## ENTRIES SUPPLIED
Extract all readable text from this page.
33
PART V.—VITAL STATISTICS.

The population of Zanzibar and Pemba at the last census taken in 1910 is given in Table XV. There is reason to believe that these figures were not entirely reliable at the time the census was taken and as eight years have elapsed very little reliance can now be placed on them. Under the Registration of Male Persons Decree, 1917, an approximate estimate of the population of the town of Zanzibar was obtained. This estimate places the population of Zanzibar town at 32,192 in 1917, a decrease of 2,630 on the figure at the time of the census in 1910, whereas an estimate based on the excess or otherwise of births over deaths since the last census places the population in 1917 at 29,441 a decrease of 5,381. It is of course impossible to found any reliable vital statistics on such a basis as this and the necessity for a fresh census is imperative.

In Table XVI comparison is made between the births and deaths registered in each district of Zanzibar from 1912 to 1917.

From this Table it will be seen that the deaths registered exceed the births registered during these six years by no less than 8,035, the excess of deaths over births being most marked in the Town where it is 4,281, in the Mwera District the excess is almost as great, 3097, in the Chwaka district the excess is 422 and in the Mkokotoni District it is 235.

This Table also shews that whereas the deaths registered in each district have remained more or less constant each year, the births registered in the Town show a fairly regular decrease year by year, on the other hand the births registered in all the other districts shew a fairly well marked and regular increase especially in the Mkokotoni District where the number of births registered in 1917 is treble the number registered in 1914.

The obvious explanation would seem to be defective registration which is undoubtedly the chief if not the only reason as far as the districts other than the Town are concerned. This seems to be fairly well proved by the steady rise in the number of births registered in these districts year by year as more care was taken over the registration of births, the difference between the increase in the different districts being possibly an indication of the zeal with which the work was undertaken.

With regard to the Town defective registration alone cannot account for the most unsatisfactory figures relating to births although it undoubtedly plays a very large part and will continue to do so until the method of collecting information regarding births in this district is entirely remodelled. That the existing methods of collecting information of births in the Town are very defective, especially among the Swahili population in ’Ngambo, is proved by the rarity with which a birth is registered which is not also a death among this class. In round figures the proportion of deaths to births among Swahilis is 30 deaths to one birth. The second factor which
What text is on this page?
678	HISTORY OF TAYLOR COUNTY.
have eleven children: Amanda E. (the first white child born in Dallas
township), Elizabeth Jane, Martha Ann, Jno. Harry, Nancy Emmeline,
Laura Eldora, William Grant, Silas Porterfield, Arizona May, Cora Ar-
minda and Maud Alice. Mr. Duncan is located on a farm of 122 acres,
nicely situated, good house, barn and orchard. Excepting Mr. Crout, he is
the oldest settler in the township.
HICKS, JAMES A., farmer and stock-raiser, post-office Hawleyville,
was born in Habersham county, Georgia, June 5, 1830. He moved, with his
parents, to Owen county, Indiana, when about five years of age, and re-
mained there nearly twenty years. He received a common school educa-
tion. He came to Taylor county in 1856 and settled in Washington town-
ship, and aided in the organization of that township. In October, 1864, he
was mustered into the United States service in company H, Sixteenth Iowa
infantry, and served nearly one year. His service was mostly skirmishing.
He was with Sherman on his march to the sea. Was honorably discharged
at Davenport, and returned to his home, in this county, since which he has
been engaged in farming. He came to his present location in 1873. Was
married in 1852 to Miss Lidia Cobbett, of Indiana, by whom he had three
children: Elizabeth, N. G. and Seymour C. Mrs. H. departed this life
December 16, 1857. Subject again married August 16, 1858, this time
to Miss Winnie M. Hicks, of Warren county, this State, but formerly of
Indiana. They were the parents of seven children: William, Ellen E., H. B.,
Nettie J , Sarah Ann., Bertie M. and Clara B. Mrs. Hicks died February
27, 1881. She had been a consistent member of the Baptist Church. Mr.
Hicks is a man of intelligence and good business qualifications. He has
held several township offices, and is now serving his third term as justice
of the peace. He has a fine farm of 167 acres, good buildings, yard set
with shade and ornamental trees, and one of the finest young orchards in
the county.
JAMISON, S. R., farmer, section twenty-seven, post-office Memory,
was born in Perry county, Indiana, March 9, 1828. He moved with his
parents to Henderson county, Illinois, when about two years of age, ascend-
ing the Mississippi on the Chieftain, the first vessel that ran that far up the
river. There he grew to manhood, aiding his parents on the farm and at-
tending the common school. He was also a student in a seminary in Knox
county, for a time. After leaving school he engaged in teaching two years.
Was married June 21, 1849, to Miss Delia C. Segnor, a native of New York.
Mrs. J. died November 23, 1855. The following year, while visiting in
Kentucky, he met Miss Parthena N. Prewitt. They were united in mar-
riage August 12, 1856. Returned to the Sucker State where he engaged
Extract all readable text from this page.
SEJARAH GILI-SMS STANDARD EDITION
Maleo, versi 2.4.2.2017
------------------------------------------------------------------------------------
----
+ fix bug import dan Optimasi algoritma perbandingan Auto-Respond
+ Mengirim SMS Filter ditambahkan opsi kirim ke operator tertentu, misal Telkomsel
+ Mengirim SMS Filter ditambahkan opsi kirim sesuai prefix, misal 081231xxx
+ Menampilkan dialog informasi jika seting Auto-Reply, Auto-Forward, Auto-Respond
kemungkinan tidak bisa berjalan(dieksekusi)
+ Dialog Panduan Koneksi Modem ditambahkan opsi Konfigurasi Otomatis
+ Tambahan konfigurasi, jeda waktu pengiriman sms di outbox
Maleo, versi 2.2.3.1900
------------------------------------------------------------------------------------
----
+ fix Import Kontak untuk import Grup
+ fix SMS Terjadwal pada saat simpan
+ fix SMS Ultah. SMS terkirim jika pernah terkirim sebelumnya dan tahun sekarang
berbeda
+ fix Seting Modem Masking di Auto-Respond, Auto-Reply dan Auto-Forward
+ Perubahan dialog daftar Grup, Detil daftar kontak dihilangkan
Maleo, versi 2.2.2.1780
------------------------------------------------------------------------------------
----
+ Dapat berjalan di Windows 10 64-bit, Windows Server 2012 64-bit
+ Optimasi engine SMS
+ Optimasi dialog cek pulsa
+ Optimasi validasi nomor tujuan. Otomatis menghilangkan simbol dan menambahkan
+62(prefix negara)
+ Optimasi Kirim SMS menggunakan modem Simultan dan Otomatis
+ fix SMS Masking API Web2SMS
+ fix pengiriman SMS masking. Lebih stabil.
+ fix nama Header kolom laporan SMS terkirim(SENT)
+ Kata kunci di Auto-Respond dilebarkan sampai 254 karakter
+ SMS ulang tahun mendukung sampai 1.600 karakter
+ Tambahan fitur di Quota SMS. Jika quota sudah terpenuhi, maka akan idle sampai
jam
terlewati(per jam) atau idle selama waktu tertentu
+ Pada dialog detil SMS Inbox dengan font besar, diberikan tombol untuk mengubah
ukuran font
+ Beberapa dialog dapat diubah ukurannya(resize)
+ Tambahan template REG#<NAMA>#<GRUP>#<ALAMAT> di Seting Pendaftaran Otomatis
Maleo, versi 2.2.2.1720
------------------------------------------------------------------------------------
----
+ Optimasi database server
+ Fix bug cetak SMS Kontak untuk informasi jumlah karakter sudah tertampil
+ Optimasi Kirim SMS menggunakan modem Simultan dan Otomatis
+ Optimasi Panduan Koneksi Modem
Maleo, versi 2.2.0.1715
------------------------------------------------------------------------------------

## YOUR GOAL
From the listing above, copy out each line where the word "terkirim" appears.

## OUTPUT BELOW
+ fix SMS Ultah. SMS terkirim jika pernah terkirim sebelumnya dan tahun sekarang
+ fix nama Header kolom laporan SMS terkirim(SENT)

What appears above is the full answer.